EXERCISE DETAILS
Search the records that follow and extract every line containing the string "ΑΙΤΙΑ".

-- BEGIN ITEMS --

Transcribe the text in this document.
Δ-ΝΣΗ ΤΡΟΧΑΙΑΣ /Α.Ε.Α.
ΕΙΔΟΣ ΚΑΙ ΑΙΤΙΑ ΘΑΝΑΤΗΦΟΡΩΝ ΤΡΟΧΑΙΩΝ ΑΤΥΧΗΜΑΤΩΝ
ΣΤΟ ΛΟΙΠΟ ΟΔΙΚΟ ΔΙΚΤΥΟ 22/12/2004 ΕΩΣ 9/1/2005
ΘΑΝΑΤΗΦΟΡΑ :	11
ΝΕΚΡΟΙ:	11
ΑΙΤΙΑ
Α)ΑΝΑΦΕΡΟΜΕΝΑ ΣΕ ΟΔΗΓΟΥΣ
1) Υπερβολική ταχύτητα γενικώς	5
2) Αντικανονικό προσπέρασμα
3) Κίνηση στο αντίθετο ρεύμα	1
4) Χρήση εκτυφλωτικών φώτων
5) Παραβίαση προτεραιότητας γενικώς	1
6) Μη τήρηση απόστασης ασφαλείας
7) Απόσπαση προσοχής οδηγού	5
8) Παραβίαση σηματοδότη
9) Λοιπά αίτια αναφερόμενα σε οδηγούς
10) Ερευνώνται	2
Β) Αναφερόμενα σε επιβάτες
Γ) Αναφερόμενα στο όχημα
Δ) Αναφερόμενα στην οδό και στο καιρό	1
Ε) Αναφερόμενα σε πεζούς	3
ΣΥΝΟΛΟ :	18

-- END ITEMS --

PROBLEM SOLUTION
ΕΙΔΟΣ ΚΑΙ ΑΙΤΙΑ ΘΑΝΑΤΗΦΟΡΩΝ ΤΡΟΧΑΙΩΝ ΑΤΥΧΗΜΑΤΩΝ
ΑΙΤΙΑ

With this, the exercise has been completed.